**Entries provided**
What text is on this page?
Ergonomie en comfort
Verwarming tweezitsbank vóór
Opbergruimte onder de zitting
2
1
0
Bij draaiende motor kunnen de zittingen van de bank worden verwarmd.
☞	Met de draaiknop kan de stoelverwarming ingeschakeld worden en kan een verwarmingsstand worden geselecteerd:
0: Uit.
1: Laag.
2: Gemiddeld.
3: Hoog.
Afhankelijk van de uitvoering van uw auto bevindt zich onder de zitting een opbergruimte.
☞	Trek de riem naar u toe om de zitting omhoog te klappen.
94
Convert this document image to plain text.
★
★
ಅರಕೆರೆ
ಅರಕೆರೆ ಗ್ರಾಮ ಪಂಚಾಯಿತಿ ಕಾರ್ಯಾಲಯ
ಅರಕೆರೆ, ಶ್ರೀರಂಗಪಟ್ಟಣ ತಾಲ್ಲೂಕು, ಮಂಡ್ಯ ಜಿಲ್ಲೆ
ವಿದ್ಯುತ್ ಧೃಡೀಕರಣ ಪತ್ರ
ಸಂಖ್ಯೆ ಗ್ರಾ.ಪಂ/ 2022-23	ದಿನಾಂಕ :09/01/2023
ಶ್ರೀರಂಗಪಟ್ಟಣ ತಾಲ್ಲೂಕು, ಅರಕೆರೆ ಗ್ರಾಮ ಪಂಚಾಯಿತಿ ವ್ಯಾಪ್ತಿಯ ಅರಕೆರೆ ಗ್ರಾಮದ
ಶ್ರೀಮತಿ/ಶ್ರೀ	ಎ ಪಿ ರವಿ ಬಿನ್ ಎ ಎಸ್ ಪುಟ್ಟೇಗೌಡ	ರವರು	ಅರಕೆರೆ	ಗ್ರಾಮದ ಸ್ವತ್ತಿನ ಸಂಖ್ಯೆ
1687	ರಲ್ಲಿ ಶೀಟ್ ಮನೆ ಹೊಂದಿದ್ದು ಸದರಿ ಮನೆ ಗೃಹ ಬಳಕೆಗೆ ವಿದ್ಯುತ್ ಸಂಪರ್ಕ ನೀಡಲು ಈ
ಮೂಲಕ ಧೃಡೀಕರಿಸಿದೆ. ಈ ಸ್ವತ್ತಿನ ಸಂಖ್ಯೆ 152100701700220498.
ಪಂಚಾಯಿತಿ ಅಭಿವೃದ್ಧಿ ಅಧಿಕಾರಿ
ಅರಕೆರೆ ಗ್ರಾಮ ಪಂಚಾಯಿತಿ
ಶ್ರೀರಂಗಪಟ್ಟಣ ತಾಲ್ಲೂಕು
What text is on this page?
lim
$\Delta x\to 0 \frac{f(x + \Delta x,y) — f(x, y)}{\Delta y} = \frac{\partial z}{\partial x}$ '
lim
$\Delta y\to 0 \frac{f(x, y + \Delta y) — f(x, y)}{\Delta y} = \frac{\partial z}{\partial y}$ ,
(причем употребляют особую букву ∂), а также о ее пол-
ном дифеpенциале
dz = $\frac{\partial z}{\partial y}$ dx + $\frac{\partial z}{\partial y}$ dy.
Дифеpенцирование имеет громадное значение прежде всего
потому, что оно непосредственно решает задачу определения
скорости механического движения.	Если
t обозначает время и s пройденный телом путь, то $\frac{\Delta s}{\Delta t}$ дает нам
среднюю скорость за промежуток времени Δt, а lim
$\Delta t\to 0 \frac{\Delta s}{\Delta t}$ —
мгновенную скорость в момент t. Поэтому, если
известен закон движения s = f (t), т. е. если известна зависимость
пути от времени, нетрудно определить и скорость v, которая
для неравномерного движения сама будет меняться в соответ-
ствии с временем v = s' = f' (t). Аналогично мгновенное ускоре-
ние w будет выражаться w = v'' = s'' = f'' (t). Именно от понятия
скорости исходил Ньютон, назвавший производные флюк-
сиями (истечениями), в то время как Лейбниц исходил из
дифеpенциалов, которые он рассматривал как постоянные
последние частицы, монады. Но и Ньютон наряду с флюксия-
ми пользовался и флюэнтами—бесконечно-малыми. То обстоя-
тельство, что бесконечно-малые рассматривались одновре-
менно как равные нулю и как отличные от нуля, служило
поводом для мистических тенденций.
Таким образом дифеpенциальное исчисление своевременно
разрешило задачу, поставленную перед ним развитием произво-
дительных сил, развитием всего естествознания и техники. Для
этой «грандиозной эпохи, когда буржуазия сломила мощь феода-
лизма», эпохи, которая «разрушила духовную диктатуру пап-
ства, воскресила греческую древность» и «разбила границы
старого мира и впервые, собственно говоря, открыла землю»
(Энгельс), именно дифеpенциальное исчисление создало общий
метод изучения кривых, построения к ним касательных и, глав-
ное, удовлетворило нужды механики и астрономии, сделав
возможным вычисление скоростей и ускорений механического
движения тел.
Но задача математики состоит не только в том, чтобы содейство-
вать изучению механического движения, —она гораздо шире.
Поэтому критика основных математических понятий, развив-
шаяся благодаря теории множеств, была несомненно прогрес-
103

**Directive**
Every entry must be output again, exactly as written above.

**Exercise solution**
What text is on this page?
Ergonomie en comfort
Verwarming tweezitsbank vóór
Opbergruimte onder de zitting
2
1
0
Bij draaiende motor kunnen de zittingen van de bank worden verwarmd.
☞	Met de draaiknop kan de stoelverwarming ingeschakeld worden en kan een verwarmingsstand worden geselecteerd:
0: Uit.
1: Laag.
2: Gemiddeld.
3: Hoog.
Afhankelijk van de uitvoering van uw auto bevindt zich onder de zitting een opbergruimte.
☞	Trek de riem naar u toe om de zitting omhoog te klappen.
94
Convert this document image to plain text.
★
★
ಅರಕೆರೆ
ಅರಕೆರೆ ಗ್ರಾಮ ಪಂಚಾಯಿತಿ ಕಾರ್ಯಾಲಯ
ಅರಕೆರೆ, ಶ್ರೀರಂಗಪಟ್ಟಣ ತಾಲ್ಲೂಕು, ಮಂಡ್ಯ ಜಿಲ್ಲೆ
ವಿದ್ಯುತ್ ಧೃಡೀಕರಣ ಪತ್ರ
ಸಂಖ್ಯೆ ಗ್ರಾ.ಪಂ/ 2022-23	ದಿನಾಂಕ :09/01/2023
ಶ್ರೀರಂಗಪಟ್ಟಣ ತಾಲ್ಲೂಕು, ಅರಕೆರೆ ಗ್ರಾಮ ಪಂಚಾಯಿತಿ ವ್ಯಾಪ್ತಿಯ ಅರಕೆರೆ ಗ್ರಾಮದ
ಶ್ರೀಮತಿ/ಶ್ರೀ	ಎ ಪಿ ರವಿ ಬಿನ್ ಎ ಎಸ್ ಪುಟ್ಟೇಗೌಡ	ರವರು	ಅರಕೆರೆ	ಗ್ರಾಮದ ಸ್ವತ್ತಿನ ಸಂಖ್ಯೆ
1687	ರಲ್ಲಿ ಶೀಟ್ ಮನೆ ಹೊಂದಿದ್ದು ಸದರಿ ಮನೆ ಗೃಹ ಬಳಕೆಗೆ ವಿದ್ಯುತ್ ಸಂಪರ್ಕ ನೀಡಲು ಈ
ಮೂಲಕ ಧೃಡೀಕರಿಸಿದೆ. ಈ ಸ್ವತ್ತಿನ ಸಂಖ್ಯೆ 152100701700220498.
ಪಂಚಾಯಿತಿ ಅಭಿವೃದ್ಧಿ ಅಧಿಕಾರಿ
ಅರಕೆರೆ ಗ್ರಾಮ ಪಂಚಾಯಿತಿ
ಶ್ರೀರಂಗಪಟ್ಟಣ ತಾಲ್ಲೂಕು
What text is on this page?
lim
$\Delta x\to 0 \frac{f(x + \Delta x,y) — f(x, y)}{\Delta y} = \frac{\partial z}{\partial x}$ '
lim
$\Delta y\to 0 \frac{f(x, y + \Delta y) — f(x, y)}{\Delta y} = \frac{\partial z}{\partial y}$ ,
(причем употребляют особую букву ∂), а также о ее пол-
ном дифеpенциале
dz = $\frac{\partial z}{\partial y}$ dx + $\frac{\partial z}{\partial y}$ dy.
Дифеpенцирование имеет громадное значение прежде всего
потому, что оно непосредственно решает задачу определения
скорости механического движения.	Если
t обозначает время и s пройденный телом путь, то $\frac{\Delta s}{\Delta t}$ дает нам
среднюю скорость за промежуток времени Δt, а lim
$\Delta t\to 0 \frac{\Delta s}{\Delta t}$ —
мгновенную скорость в момент t. Поэтому, если
известен закон движения s = f (t), т. е. если известна зависимость
пути от времени, нетрудно определить и скорость v, которая
для неравномерного движения сама будет меняться в соответ-
ствии с временем v = s' = f' (t). Аналогично мгновенное ускоре-
ние w будет выражаться w = v'' = s'' = f'' (t). Именно от понятия
скорости исходил Ньютон, назвавший производные флюк-
сиями (истечениями), в то время как Лейбниц исходил из
дифеpенциалов, которые он рассматривал как постоянные
последние частицы, монады. Но и Ньютон наряду с флюксия-
ми пользовался и флюэнтами—бесконечно-малыми. То обстоя-
тельство, что бесконечно-малые рассматривались одновре-
менно как равные нулю и как отличные от нуля, служило
поводом для мистических тенденций.
Таким образом дифеpенциальное исчисление своевременно
разрешило задачу, поставленную перед ним развитием произво-
дительных сил, развитием всего естествознания и техники. Для
этой «грандиозной эпохи, когда буржуазия сломила мощь феода-
лизма», эпохи, которая «разрушила духовную диктатуру пап-
ства, воскресила греческую древность» и «разбила границы
старого мира и впервые, собственно говоря, открыла землю»
(Энгельс), именно дифеpенциальное исчисление создало общий
метод изучения кривых, построения к ним касательных и, глав-
ное, удовлетворило нужды механики и астрономии, сделав
возможным вычисление скоростей и ускорений механического
движения тел.
Но задача математики состоит не только в том, чтобы содейство-
вать изучению механического движения, —она гораздо шире.
Поэтому критика основных математических понятий, развив-
шаяся благодаря теории множеств, была несомненно прогрес-
103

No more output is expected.